EXCERPTED RECORDS -
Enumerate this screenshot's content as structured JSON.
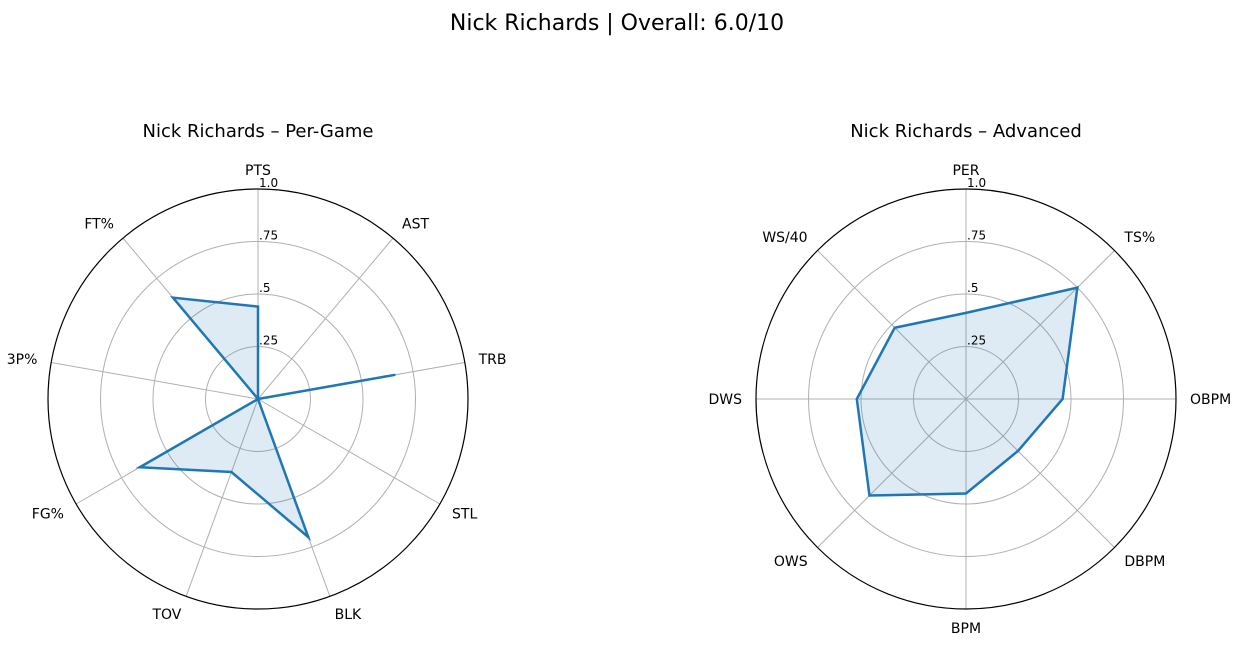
{
  "suptitle": "Nick Richards | Overall: 6.0/10",
  "chart_data": [
    {
      "type": "radar",
      "title": "Nick Richards – Per-Game",
      "categories": [
        "PTS",
        "AST",
        "TRB",
        "STL",
        "BLK",
        "TOV",
        "FG%",
        "3P%",
        "FT%"
      ],
      "values": [
        0.44,
        0.0,
        0.66,
        0.0,
        0.7,
        0.37,
        0.65,
        0.0,
        0.63
      ],
      "rlim": [
        0,
        1
      ],
      "rticks": [
        0.25,
        0.5,
        0.75,
        1.0
      ],
      "rtick_labels": [
        ".25",
        ".5",
        ".75",
        "1.0"
      ],
      "grid": true,
      "colors": {
        "line": "#1f77b4",
        "fill": "#1f77b4",
        "grid": "#b0b0b0",
        "spine": "#000000"
      }
    },
    {
      "type": "radar",
      "title": "Nick Richards – Advanced",
      "categories": [
        "PER",
        "TS%",
        "OBPM",
        "DBPM",
        "BPM",
        "OWS",
        "DWS",
        "WS/40"
      ],
      "values": [
        0.41,
        0.75,
        0.46,
        0.35,
        0.45,
        0.65,
        0.52,
        0.48
      ],
      "rlim": [
        0,
        1
      ],
      "rticks": [
        0.25,
        0.5,
        0.75,
        1.0
      ],
      "rtick_labels": [
        ".25",
        ".5",
        ".75",
        "1.0"
      ],
      "grid": true,
      "colors": {
        "line": "#1f77b4",
        "fill": "#1f77b4",
        "grid": "#b0b0b0",
        "spine": "#000000"
      }
    }
  ]
}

EXERCISE DETAILS - Keep the pictures out of your copy, and repeat every entry above exactly.

TASK OUTPUT -
Enumerate this screenshot's content as structured JSON.
{
  "suptitle": "Nick Richards | Overall: 6.0/10",
  "chart_data": [
    {
      "type": "radar",
      "title": "Nick Richards – Per-Game",
      "categories": [
        "PTS",
        "AST",
        "TRB",
        "STL",
        "BLK",
        "TOV",
        "FG%",
        "3P%",
        "FT%"
      ],
      "values": [
        0.44,
        0.0,
        0.66,
        0.0,
        0.7,
        0.37,
        0.65,
        0.0,
        0.63
      ],
      "rlim": [
        0,
        1
      ],
      "rticks": [
        0.25,
        0.5,
        0.75,
        1.0
      ],
      "rtick_labels": [
        ".25",
        ".5",
        ".75",
        "1.0"
      ],
      "grid": true,
      "colors": {
        "line": "#1f77b4",
        "fill": "#1f77b4",
        "grid": "#b0b0b0",
        "spine": "#000000"
      }
    },
    {
      "type": "radar",
      "title": "Nick Richards – Advanced",
      "categories": [
        "PER",
        "TS%",
        "OBPM",
        "DBPM",
        "BPM",
        "OWS",
        "DWS",
        "WS/40"
      ],
      "values": [
        0.41,
        0.75,
        0.46,
        0.35,
        0.45,
        0.65,
        0.52,
        0.48
      ],
      "rlim": [
        0,
        1
      ],
      "rticks": [
        0.25,
        0.5,
        0.75,
        1.0
      ],
      "rtick_labels": [
        ".25",
        ".5",
        ".75",
        "1.0"
      ],
      "grid": true,
      "colors": {
        "line": "#1f77b4",
        "fill": "#1f77b4",
        "grid": "#b0b0b0",
        "spine": "#000000"
      }
    }
  ]
}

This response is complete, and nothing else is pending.